## start Data entries
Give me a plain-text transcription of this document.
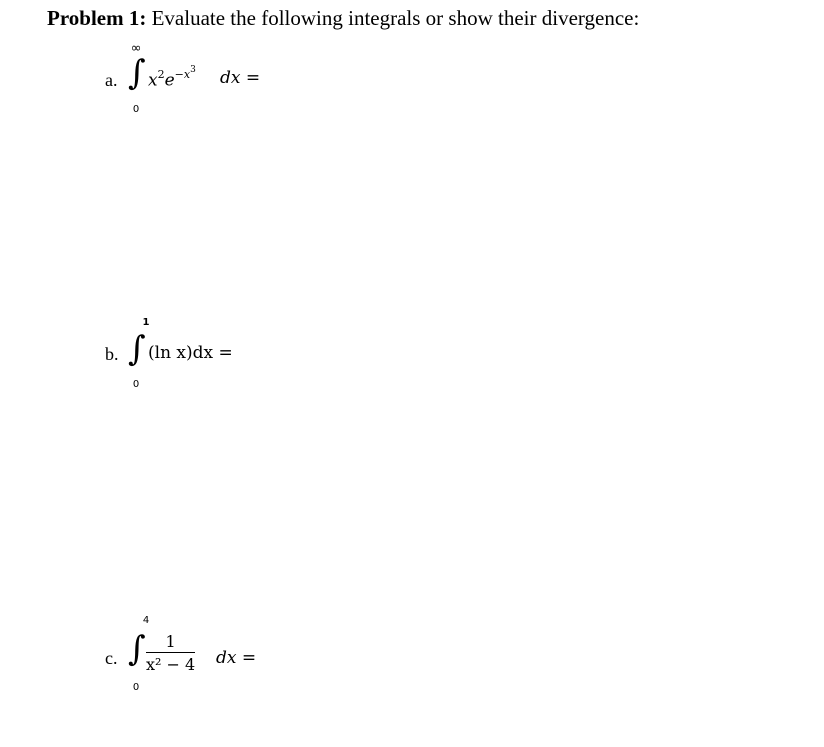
Problem 1: Evaluate the following integrals or show their divergence:
a.
∞
∫
0
$x^2e^{-x^3}$ dx =
b.
1
∫
0
(ln x)dx =
c.
4
∫
0
$\frac{1}{\text{x² − 4}}$ dx =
## end Data entries
Instructions for the task -> Without including any pictures, reproduce the listing exactly.

Completed task ->
Give me a plain-text transcription of this document.
Problem 1: Evaluate the following integrals or show their divergence:
a.
∞
∫
0
$x^2e^{-x^3}$ dx =
b.
1
∫
0
(ln x)dx =
c.
4
∫
0
$\frac{1}{\text{x² − 4}}$ dx =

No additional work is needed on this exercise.